(Image layout annotations)
──────────────────────────────

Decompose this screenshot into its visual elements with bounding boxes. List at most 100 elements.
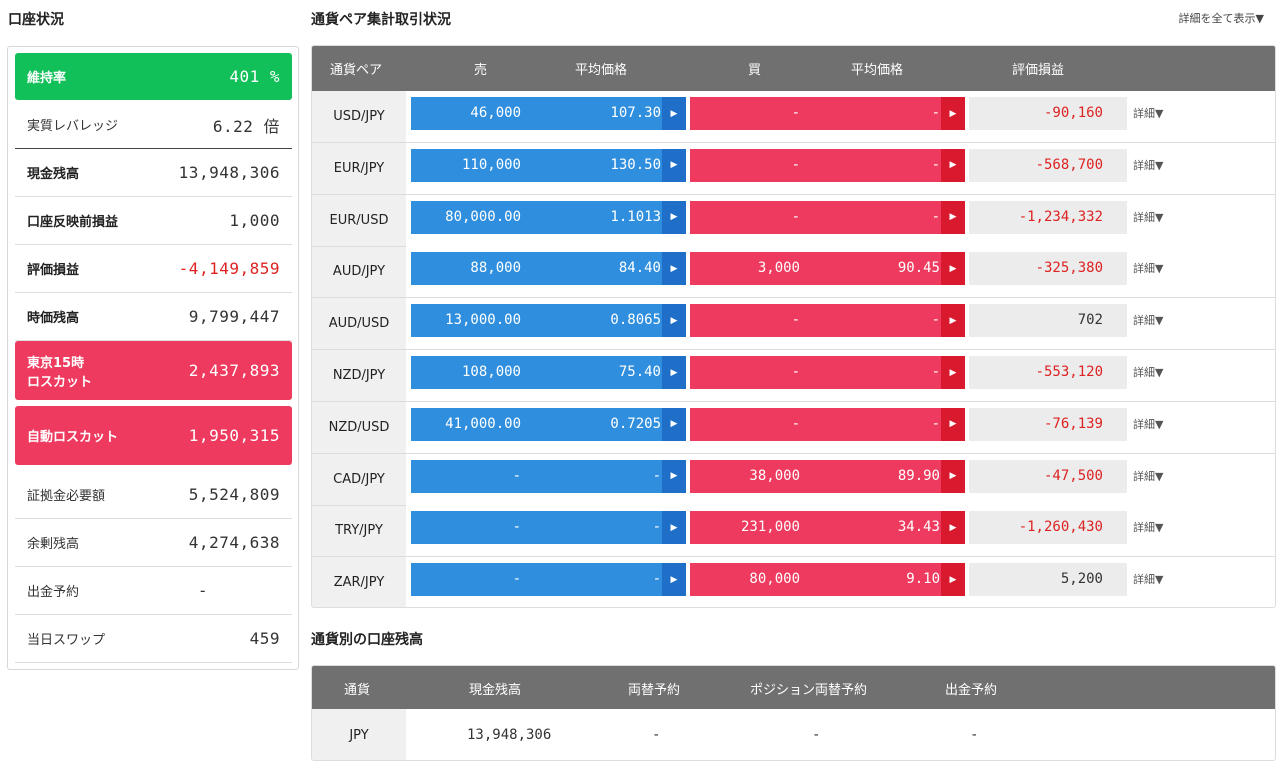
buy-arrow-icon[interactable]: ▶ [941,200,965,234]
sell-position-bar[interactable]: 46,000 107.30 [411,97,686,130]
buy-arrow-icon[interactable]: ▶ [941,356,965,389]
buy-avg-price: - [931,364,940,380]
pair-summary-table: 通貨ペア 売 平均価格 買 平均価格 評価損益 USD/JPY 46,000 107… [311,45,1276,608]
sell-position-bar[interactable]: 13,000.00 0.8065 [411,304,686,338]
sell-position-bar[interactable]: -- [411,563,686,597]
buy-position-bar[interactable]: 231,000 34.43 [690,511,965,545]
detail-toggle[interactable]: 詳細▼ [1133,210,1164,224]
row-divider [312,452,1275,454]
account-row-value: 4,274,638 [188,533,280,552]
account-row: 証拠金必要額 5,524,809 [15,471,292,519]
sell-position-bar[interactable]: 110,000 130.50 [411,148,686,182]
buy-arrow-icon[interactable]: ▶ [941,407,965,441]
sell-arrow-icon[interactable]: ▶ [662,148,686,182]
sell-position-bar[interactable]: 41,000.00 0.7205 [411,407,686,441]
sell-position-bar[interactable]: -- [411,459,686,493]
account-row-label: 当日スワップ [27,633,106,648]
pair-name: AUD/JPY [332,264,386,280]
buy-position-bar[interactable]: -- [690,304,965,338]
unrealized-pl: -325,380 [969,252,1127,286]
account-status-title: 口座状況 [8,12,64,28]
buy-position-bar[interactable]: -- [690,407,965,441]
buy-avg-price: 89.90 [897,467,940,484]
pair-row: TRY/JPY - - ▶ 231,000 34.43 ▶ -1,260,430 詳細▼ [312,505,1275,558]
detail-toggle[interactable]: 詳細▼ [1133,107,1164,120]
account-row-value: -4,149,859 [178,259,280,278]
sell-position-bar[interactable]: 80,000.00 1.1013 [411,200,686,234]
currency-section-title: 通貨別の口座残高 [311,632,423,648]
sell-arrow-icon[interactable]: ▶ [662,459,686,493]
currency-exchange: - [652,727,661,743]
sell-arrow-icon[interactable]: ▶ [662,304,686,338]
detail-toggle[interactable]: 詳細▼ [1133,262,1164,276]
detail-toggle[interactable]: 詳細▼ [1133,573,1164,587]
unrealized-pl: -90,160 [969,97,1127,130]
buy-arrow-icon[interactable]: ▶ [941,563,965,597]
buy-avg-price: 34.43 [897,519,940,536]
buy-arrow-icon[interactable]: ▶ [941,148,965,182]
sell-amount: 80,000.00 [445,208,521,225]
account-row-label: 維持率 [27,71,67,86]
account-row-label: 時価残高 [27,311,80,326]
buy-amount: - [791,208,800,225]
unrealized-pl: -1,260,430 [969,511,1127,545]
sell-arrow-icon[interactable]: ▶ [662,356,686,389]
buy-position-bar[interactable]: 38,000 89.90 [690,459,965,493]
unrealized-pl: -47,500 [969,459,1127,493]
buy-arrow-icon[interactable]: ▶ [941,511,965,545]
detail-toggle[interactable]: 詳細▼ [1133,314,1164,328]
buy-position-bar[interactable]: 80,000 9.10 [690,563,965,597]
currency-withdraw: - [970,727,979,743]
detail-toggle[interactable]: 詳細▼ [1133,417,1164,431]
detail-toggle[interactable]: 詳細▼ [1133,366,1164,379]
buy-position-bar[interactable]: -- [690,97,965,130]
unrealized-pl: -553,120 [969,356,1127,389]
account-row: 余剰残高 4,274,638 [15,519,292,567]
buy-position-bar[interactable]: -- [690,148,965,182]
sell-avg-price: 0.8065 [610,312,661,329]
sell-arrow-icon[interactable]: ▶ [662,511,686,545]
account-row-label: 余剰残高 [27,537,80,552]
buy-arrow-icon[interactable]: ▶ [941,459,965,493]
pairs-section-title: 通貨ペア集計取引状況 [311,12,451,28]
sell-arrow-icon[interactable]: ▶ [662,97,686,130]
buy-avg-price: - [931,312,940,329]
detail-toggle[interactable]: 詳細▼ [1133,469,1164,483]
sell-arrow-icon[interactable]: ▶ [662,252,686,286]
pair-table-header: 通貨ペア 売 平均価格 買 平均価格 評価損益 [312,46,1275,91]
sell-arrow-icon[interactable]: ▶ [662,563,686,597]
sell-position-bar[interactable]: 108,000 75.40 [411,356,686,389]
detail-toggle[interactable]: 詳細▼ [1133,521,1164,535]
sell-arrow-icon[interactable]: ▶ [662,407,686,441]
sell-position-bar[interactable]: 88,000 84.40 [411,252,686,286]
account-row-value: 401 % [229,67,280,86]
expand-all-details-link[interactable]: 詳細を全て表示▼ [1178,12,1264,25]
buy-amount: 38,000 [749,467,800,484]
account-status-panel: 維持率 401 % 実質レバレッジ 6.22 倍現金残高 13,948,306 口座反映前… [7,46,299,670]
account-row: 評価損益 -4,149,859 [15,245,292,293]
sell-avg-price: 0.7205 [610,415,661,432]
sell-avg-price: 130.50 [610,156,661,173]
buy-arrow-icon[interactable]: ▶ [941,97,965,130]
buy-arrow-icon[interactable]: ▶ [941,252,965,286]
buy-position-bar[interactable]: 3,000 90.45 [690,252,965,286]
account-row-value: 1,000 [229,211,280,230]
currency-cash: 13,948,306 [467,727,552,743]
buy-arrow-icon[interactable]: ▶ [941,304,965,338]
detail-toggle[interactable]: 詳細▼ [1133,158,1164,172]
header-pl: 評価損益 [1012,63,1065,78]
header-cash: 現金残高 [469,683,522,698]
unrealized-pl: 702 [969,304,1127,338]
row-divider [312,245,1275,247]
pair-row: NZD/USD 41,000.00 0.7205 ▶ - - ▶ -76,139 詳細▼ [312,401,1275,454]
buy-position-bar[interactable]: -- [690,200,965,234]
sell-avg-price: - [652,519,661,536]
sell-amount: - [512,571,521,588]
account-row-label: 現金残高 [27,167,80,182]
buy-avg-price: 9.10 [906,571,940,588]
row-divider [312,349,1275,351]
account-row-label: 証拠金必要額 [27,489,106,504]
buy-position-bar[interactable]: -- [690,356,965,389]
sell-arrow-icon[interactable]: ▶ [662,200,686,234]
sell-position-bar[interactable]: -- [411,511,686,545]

──────────────────────────────

◆ **Exercise task**: Turn the lines of the data into a JSON list of strings, one string per line, leaving out blank lines and the pictures.

◆ **Answer below**:
[
  "Decompose this screenshot into its visual elements with bounding boxes. List at most 100 elements.",
  "buy-arrow-icon[interactable]: ▶ [941,200,965,234]",
  "sell-position-bar[interactable]: 46,000 107.30 [411,97,686,130]",
  "buy-arrow-icon[interactable]: ▶ [941,356,965,389]",
  "buy-avg-price: - [931,364,940,380]",
  "pair-summary-table: 通貨ペア 売 平均価格 買 平均価格 評価損益 USD/JPY 46,000 107… [311,45,1276,608]",
  "sell-position-bar[interactable]: 13,000.00 0.8065 [411,304,686,338]",
  "sell-position-bar[interactable]: -- [411,563,686,597]",
  "buy-position-bar[interactable]: 231,000 34.43 [690,511,965,545]",
  "detail-toggle[interactable]: 詳細▼ [1133,210,1164,224]",
  "row-divider [312,452,1275,454]",
  "account-row-value: 4,274,638 [188,533,280,552]",
  "account-row: 証拠金必要額 5,524,809 [15,471,292,519]",
  "sell-position-bar[interactable]: 110,000 130.50 [411,148,686,182]",
  "buy-arrow-icon[interactable]: ▶ [941,407,965,441]",
  "sell-arrow-icon[interactable]: ▶ [662,148,686,182]",
  "sell-position-bar[interactable]: 41,000.00 0.7205 [411,407,686,441]",
  "sell-position-bar[interactable]: -- [411,459,686,493]",
  "account-row-label: 当日スワップ [27,633,106,648]",
  "pair-name: AUD/JPY [332,264,386,280]",
  "buy-position-bar[interactable]: -- [690,304,965,338]",
  "unrealized-pl: -325,380 [969,252,1127,286]",
  "account-status-title: 口座状況 [8,12,64,28]",
  "buy-position-bar[interactable]: -- [690,407,965,441]",
  "buy-avg-price: 89.90 [897,467,940,484]",
  "pair-row: TRY/JPY - - ▶ 231,000 34.43 ▶ -1,260,430 詳細▼ [312,505,1275,558]",
  "detail-toggle[interactable]: 詳細▼ [1133,107,1164,120]",
  "account-row-value: -4,149,859 [178,259,280,278]",
  "sell-position-bar[interactable]: 80,000.00 1.1013 [411,200,686,234]",
  "currency-section-title: 通貨別の口座残高 [311,632,423,648]",
  "sell-arrow-icon[interactable]: ▶ [662,459,686,493]",
  "currency-exchange: - [652,727,661,743]",
  "sell-arrow-icon[interactable]: ▶ [662,304,686,338]",
  "detail-toggle[interactable]: 詳細▼ [1133,262,1164,276]",
  "detail-toggle[interactable]: 詳細▼ [1133,573,1164,587]",
  "unrealized-pl: -90,160 [969,97,1127,130]",
  "buy-arrow-icon[interactable]: ▶ [941,563,965,597]",
  "buy-avg-price: 34.43 [897,519,940,536]",
  "buy-arrow-icon[interactable]: ▶ [941,148,965,182]",
  "sell-amount: 80,000.00 [445,208,521,225]",
  "account-row-label: 維持率 [27,71,67,86]",
  "account-row-label: 時価残高 [27,311,80,326]",
  "buy-amount: - [791,208,800,225]",
  "unrealized-pl: -1,260,430 [969,511,1127,545]",
  "sell-arrow-icon[interactable]: ▶ [662,356,686,389]",
  "buy-position-bar[interactable]: 38,000 89.90 [690,459,965,493]",
  "unrealized-pl: -47,500 [969,459,1127,493]",
  "buy-arrow-icon[interactable]: ▶ [941,511,965,545]",
  "detail-toggle[interactable]: 詳細▼ [1133,314,1164,328]",
  "buy-position-bar[interactable]: 80,000 9.10 [690,563,965,597]",
  "currency-withdraw: - [970,727,979,743]",
  "detail-toggle[interactable]: 詳細▼ [1133,417,1164,431]",
  "detail-toggle[interactable]: 詳細▼ [1133,366,1164,379]",
  "buy-position-bar[interactable]: -- [690,97,965,130]",
  "unrealized-pl: -553,120 [969,356,1127,389]",
  "account-row: 余剰残高 4,274,638 [15,519,292,567]",
  "buy-position-bar[interactable]: -- [690,148,965,182]",
  "sell-avg-price: 0.8065 [610,312,661,329]",
  "sell-arrow-icon[interactable]: ▶ [662,511,686,545]",
  "account-row-label: 余剰残高 [27,537,80,552]",
  "buy-arrow-icon[interactable]: ▶ [941,459,965,493]",
  "pairs-section-title: 通貨ペア集計取引状況 [311,12,451,28]",
  "sell-arrow-icon[interactable]: ▶ [662,97,686,130]",
  "buy-avg-price: - [931,312,940,329]",
  "detail-toggle[interactable]: 詳細▼ [1133,469,1164,483]",
  "sell-arrow-icon[interactable]: ▶ [662,252,686,286]",
  "pair-table-header: 通貨ペア 売 平均価格 買 平均価格 評価損益 [312,46,1275,91]",
  "sell-arrow-icon[interactable]: ▶ [662,563,686,597]",
  "sell-position-bar[interactable]: 108,000 75.40 [411,356,686,389]",
  "detail-toggle[interactable]: 詳細▼ [1133,521,1164,535]",
  "sell-arrow-icon[interactable]: ▶ [662,407,686,441]",
  "sell-position-bar[interactable]: 88,000 84.40 [411,252,686,286]",
  "account-row-value: 401 % [229,67,280,86]",
  "expand-all-details-link[interactable]: 詳細を全て表示▼ [1178,12,1264,25]",
  "buy-amount: 38,000 [749,467,800,484]",
  "account-status-panel: 維持率 401 % 実質レバレッジ 6.22 倍現金残高 13,948,306 口座反映前… [7,46,299,670]",
  "account-row: 評価損益 -4,149,859 [15,245,292,293]",
  "sell-avg-price: 0.7205 [610,415,661,432]",
  "sell-avg-price: 130.50 [610,156,661,173]",
  "buy-arrow-icon[interactable]: ▶ [941,97,965,130]",
  "buy-arrow-icon[interactable]: ▶ [941,252,965,286]",
  "buy-position-bar[interactable]: 3,000 90.45 [690,252,965,286]",
  "account-row-value: 1,000 [229,211,280,230]",
  "currency-cash: 13,948,306 [467,727,552,743]",
  "buy-arrow-icon[interactable]: ▶ [941,304,965,338]",
  "detail-toggle[interactable]: 詳細▼ [1133,158,1164,172]",
  "header-pl: 評価損益 [1012,63,1065,78]",
  "header-cash: 現金残高 [469,683,522,698]",
  "unrealized-pl: 702 [969,304,1127,338]",
  "row-divider [312,245,1275,247]",
  "pair-row: NZD/USD 41,000.00 0.7205 ▶ - - ▶ -76,139 詳細▼ [312,401,1275,454]",
  "buy-position-bar[interactable]: -- [690,200,965,234]",
  "sell-avg-price: - [652,519,661,536]",
  "sell-amount: - [512,571,521,588]",
  "account-row-label: 現金残高 [27,167,80,182]",
  "buy-avg-price: 9.10 [906,571,940,588]",
  "row-divider [312,349,1275,351]",
  "account-row-label: 証拠金必要額 [27,489,106,504]",
  "buy-position-bar[interactable]: -- [690,356,965,389]",
  "sell-arrow-icon[interactable]: ▶ [662,200,686,234]",
  "sell-position-bar[interactable]: -- [411,511,686,545]"
]